*** Opening DATA UNDER STUDY ***

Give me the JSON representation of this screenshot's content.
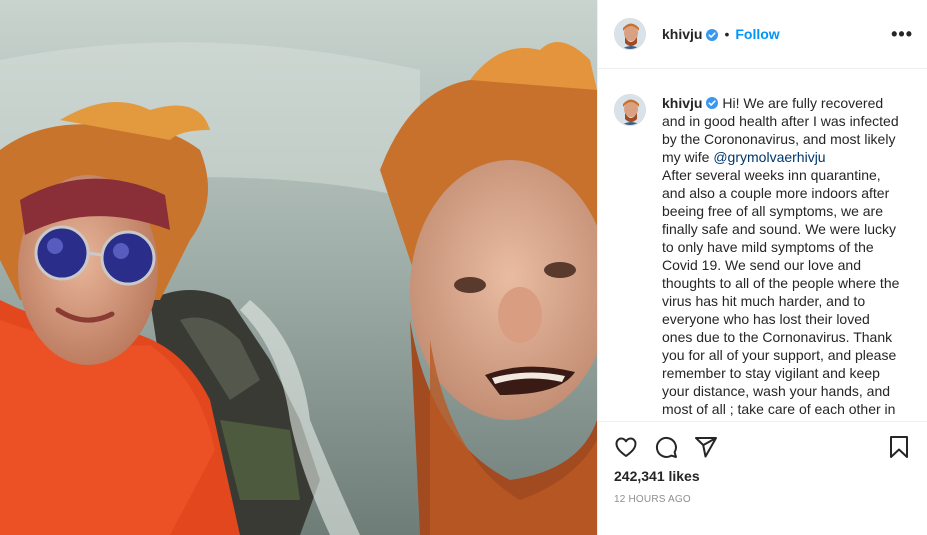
{
  "post": {
    "author": "khivju",
    "follow_label": "Follow",
    "separator": "•",
    "more_label": "•••",
    "caption_text": "Hi! We are fully recovered and in good health after I was infected by the Corononavirus, and most likely my wife ",
    "mention": "@grymolvaerhivju",
    "caption_rest": "After several weeks inn quarantine, and also a couple more indoors after beeing free of all symptoms, we are finally safe and sound. We were lucky to only have mild symptoms of the Covid 19. We send our love and thoughts to all of the people where the virus has hit much harder, and to everyone who has lost their loved ones due to the Cornonavirus. Thank you for all of your support, and please remember to stay vigilant and keep your distance, wash your hands, and most of all ; take care of each other in",
    "likes": "242,341 likes",
    "timestamp": "12 HOURS AGO"
  },
  "icons": {
    "like": "heart-icon",
    "comment": "comment-icon",
    "share": "share-icon",
    "save": "bookmark-icon",
    "verified": "verified-badge-icon"
  },
  "colors": {
    "follow": "#0095f6",
    "verified": "#3897f0",
    "text": "#262626",
    "muted": "#8e8e8e"
  }
}
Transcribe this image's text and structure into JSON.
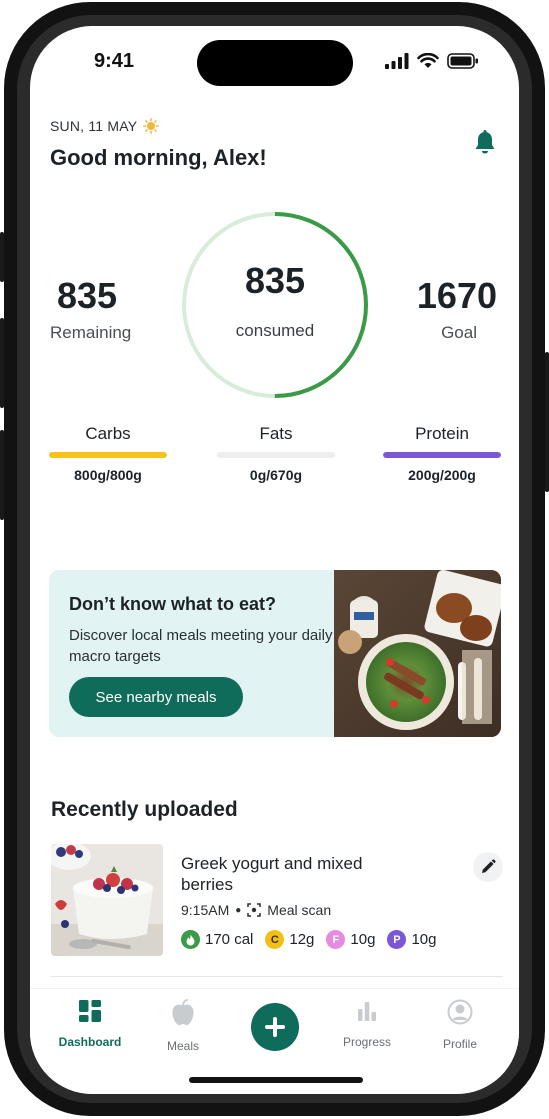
{
  "status": {
    "time": "9:41"
  },
  "header": {
    "date": "SUN, 11 MAY",
    "greeting": "Good morning, Alex!"
  },
  "summary": {
    "remaining_value": "835",
    "remaining_label": "Remaining",
    "consumed_value": "835",
    "consumed_label": "consumed",
    "goal_value": "1670",
    "goal_label": "Goal",
    "progress_fraction": 0.5
  },
  "macros": [
    {
      "label": "Carbs",
      "value": "800g/800g",
      "fill": 1.0,
      "color": "#f7c21a"
    },
    {
      "label": "Fats",
      "value": "0g/670g",
      "fill": 0.0,
      "color": "#cfcfcf"
    },
    {
      "label": "Protein",
      "value": "200g/200g",
      "fill": 1.0,
      "color": "#7b57d4"
    }
  ],
  "promo": {
    "title": "Don’t know what to eat?",
    "text": "Discover local meals meeting your daily macro targets",
    "button": "See nearby meals"
  },
  "recent": {
    "title": "Recently uploaded",
    "meal": {
      "name": "Greek yogurt and mixed berries",
      "time": "9:15AM",
      "source": "Meal scan",
      "calories": "170 cal",
      "carbs": "12g",
      "fats": "10g",
      "protein": "10g",
      "carbs_badge": "C",
      "fats_badge": "F",
      "protein_badge": "P"
    }
  },
  "tabs": [
    {
      "label": "Dashboard",
      "icon": "dashboard-icon",
      "active": true
    },
    {
      "label": "Meals",
      "icon": "apple-icon",
      "active": false
    },
    {
      "label": "Progress",
      "icon": "bar-chart-icon",
      "active": false
    },
    {
      "label": "Profile",
      "icon": "user-icon",
      "active": false
    }
  ],
  "colors": {
    "accent": "#0f6b5a",
    "ring": "#3a9a47",
    "ring_track": "#d7ecd9"
  }
}
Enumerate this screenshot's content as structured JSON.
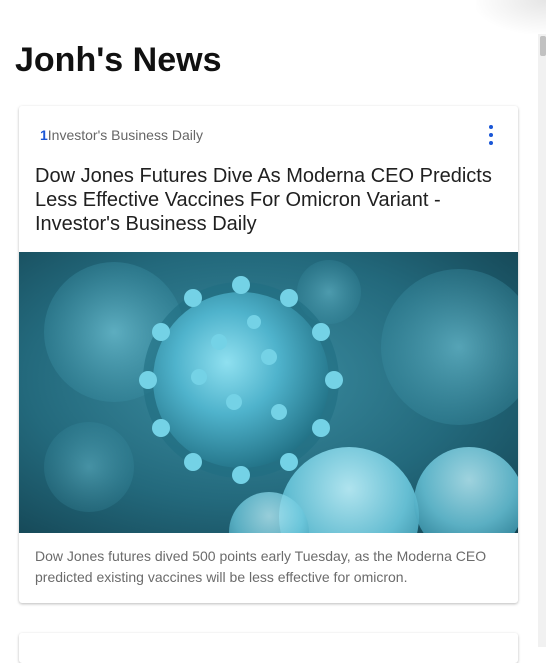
{
  "page": {
    "title": "Jonh's News"
  },
  "articles": [
    {
      "index": "1",
      "source": "Investor's Business Daily",
      "headline": "Dow Jones Futures Dive As Moderna CEO Predicts Less Effective Vaccines For Omicron Variant - Investor's Business Daily",
      "summary": "Dow Jones futures dived 500 points early Tuesday, as the Moderna CEO predicted existing vaccines will be less effective for omicron.",
      "image_icon": "coronavirus-image",
      "menu_icon": "more-vertical-icon"
    }
  ],
  "colors": {
    "accent": "#1a56d6",
    "image_bg": "#1c5a6c",
    "virus": "#5cc0d8"
  }
}
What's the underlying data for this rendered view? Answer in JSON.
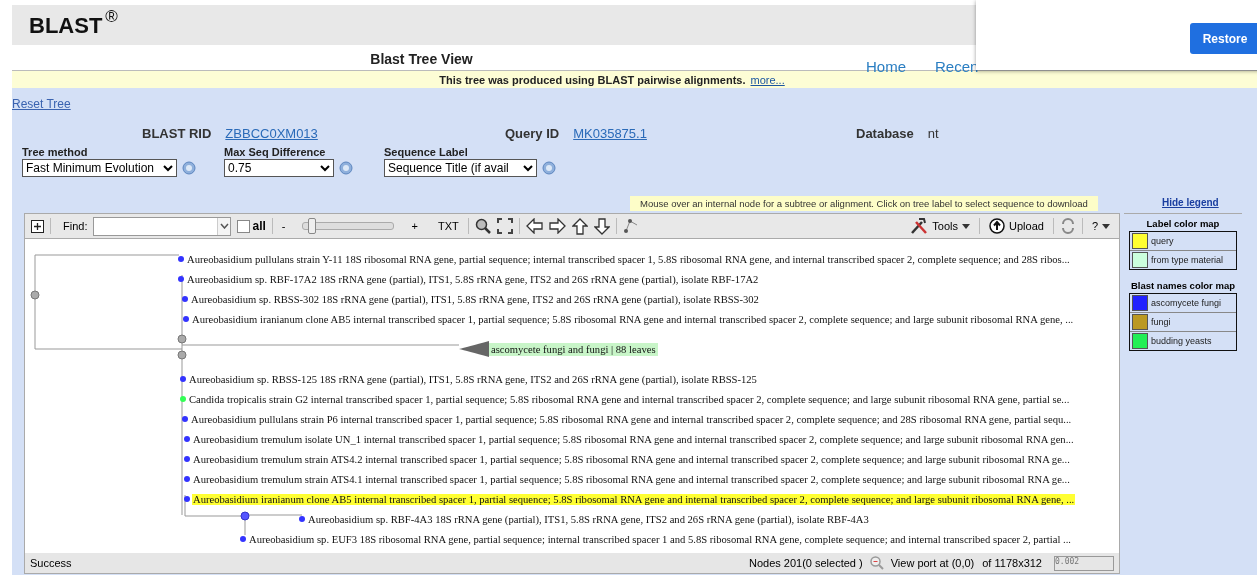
{
  "header": {
    "logo": "BLAST",
    "mark": "®"
  },
  "page_title": "Blast Tree View",
  "nav": [
    "Home",
    "Recen"
  ],
  "popup": {
    "button": "Restore"
  },
  "banner": {
    "text": "This tree was produced using BLAST pairwise alignments.",
    "link": "more..."
  },
  "reset_link": "Reset Tree",
  "info": [
    {
      "label": "BLAST RID",
      "value": "ZBBCC0XM013",
      "kind": "link"
    },
    {
      "label": "Query ID",
      "value": "MK035875.1",
      "kind": "link"
    },
    {
      "label": "Database",
      "value": "nt",
      "kind": "text"
    }
  ],
  "options": [
    {
      "label": "Tree method",
      "value": "Fast Minimum Evolution"
    },
    {
      "label": "Max Seq Difference",
      "value": "0.75"
    },
    {
      "label": "Sequence Label",
      "value": "Sequence Title (if avail"
    }
  ],
  "hint": "Mouse over an internal node for a subtree or alignment. Click on tree label to select sequence to download",
  "toolbar": {
    "find_label": "Find:",
    "all_label": "all",
    "all_checked": false,
    "minus": "-",
    "plus": "+",
    "level": 0.05,
    "txt": "TXT",
    "tools": "Tools",
    "upload": "Upload",
    "help": "?"
  },
  "tree": {
    "leaves": [
      {
        "kind": "leaf",
        "label": "Aureobasidium pullulans strain Y-11 18S ribosomal RNA gene, partial sequence; internal transcribed spacer 1, 5.8S ribosomal RNA gene, and internal transcribed spacer 2, complete sequence; and 28S ribos...",
        "color": "#3333ff",
        "query": false
      },
      {
        "kind": "leaf",
        "label": "Aureobasidium sp. RBF-17A2 18S rRNA gene (partial), ITS1, 5.8S rRNA gene, ITS2 and 26S rRNA gene (partial), isolate RBF-17A2",
        "color": "#3333ff",
        "query": false
      },
      {
        "kind": "leaf",
        "label": "Aureobasidium sp. RBSS-302 18S rRNA gene (partial), ITS1, 5.8S rRNA gene, ITS2 and 26S rRNA gene (partial), isolate RBSS-302",
        "color": "#3333ff",
        "query": false
      },
      {
        "kind": "leaf",
        "label": "Aureobasidium iranianum clone AB5 internal transcribed spacer 1, partial sequence; 5.8S ribosomal RNA gene and internal transcribed spacer 2, complete sequence; and large subunit ribosomal RNA gene, ...",
        "color": "#3333ff",
        "query": false
      },
      {
        "kind": "collapsed",
        "label": "ascomycete fungi and fungi | 88 leaves",
        "color": "#c8f5c8"
      },
      {
        "kind": "leaf",
        "label": "Aureobasidium sp. RBSS-125 18S rRNA gene (partial), ITS1, 5.8S rRNA gene, ITS2 and 26S rRNA gene (partial), isolate RBSS-125",
        "color": "#3333ff",
        "query": false
      },
      {
        "kind": "leaf",
        "label": "Candida tropicalis strain G2 internal transcribed spacer 1, partial sequence; 5.8S ribosomal RNA gene and internal transcribed spacer 2, complete sequence; and large subunit ribosomal RNA gene, partial se...",
        "color": "#33ff55",
        "query": false
      },
      {
        "kind": "leaf",
        "label": "Aureobasidium pullulans strain P6 internal transcribed spacer 1, partial sequence; 5.8S ribosomal RNA gene and internal transcribed spacer 2, complete sequence; and 28S ribosomal RNA gene, partial sequ...",
        "color": "#3333ff",
        "query": false
      },
      {
        "kind": "leaf",
        "label": "Aureobasidium tremulum isolate UN_1 internal transcribed spacer 1, partial sequence; 5.8S ribosomal RNA gene and internal transcribed spacer 2, complete sequence; and large subunit ribosomal RNA gen...",
        "color": "#3333ff",
        "query": false
      },
      {
        "kind": "leaf",
        "label": "Aureobasidium tremulum strain ATS4.2 internal transcribed spacer 1, partial sequence; 5.8S ribosomal RNA gene and internal transcribed spacer 2, complete sequence; and large subunit ribosomal RNA ge...",
        "color": "#3333ff",
        "query": false
      },
      {
        "kind": "leaf",
        "label": "Aureobasidium tremulum strain ATS4.1 internal transcribed spacer 1, partial sequence; 5.8S ribosomal RNA gene and internal transcribed spacer 2, complete sequence; and large subunit ribosomal RNA ge...",
        "color": "#3333ff",
        "query": false
      },
      {
        "kind": "leaf",
        "label": "Aureobasidium iranianum clone AB5 internal transcribed spacer 1, partial sequence; 5.8S ribosomal RNA gene and internal transcribed spacer 2, complete sequence; and large subunit ribosomal RNA gene, ...",
        "color": "#3333ff",
        "query": true
      },
      {
        "kind": "leaf",
        "label": "Aureobasidium sp. RBF-4A3 18S rRNA gene (partial), ITS1, 5.8S rRNA gene, ITS2 and 26S rRNA gene (partial), isolate RBF-4A3",
        "color": "#3333ff",
        "query": false
      },
      {
        "kind": "leaf",
        "label": "Aureobasidium sp. EUF3 18S ribosomal RNA gene, partial sequence; internal transcribed spacer 1 and 5.8S ribosomal RNA gene, complete sequence; and internal transcribed spacer 2, partial ...",
        "color": "#3333ff",
        "query": false
      }
    ]
  },
  "status": {
    "text": "Success",
    "nodes": "Nodes 201(0 selected )",
    "viewport": "View port at (0,0)",
    "size": "of 1178x312",
    "scale": "0.002"
  },
  "legend": {
    "hide_link": "Hide legend",
    "maps": [
      {
        "title": "Label color map",
        "items": [
          {
            "label": "query",
            "color": "#ffff33"
          },
          {
            "label": "from type material",
            "color": "#ccffdd"
          }
        ]
      },
      {
        "title": "Blast names color map",
        "items": [
          {
            "label": "ascomycete fungi",
            "color": "#2222ff"
          },
          {
            "label": "fungi",
            "color": "#bb9922"
          },
          {
            "label": "budding yeasts",
            "color": "#22ee55"
          }
        ]
      }
    ]
  }
}
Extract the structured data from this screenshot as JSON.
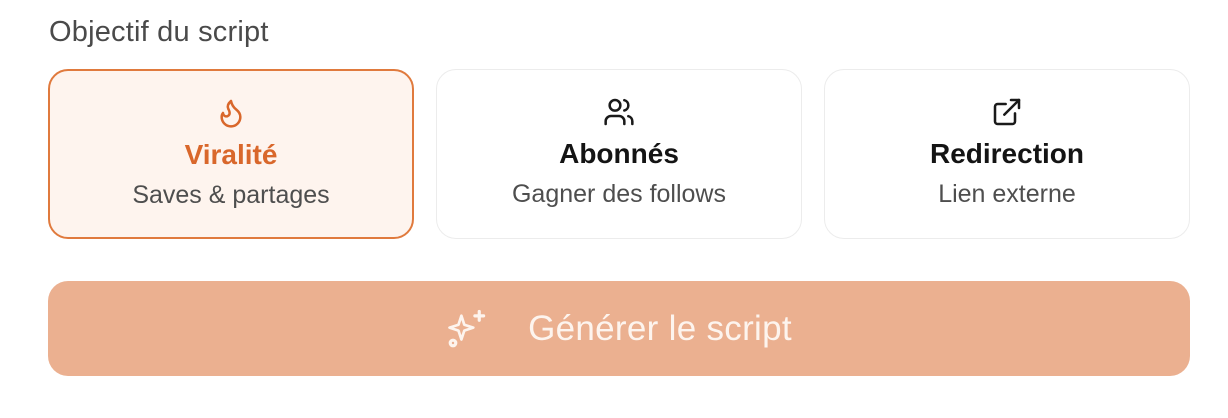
{
  "section": {
    "label": "Objectif du script"
  },
  "options": [
    {
      "icon": "flame-icon",
      "title": "Viralité",
      "subtitle": "Saves & partages",
      "selected": true
    },
    {
      "icon": "users-icon",
      "title": "Abonnés",
      "subtitle": "Gagner des follows",
      "selected": false
    },
    {
      "icon": "external-link-icon",
      "title": "Redirection",
      "subtitle": "Lien externe",
      "selected": false
    }
  ],
  "generate": {
    "icon": "sparkles-icon",
    "label": "Générer le script"
  },
  "colors": {
    "accent": "#d9672b",
    "selected_border": "#e07a3d",
    "selected_bg": "#fef4ee",
    "button_bg": "#ebb090"
  }
}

*** Closing DATA UNDER STUDY ***

◆ PROBLEM
Copy each line above where the string "source" occurs.

◆ ANSWER FOR THIS EXERCISE
      "source": "Meal scan",
      "source": "Investor's Business Daily",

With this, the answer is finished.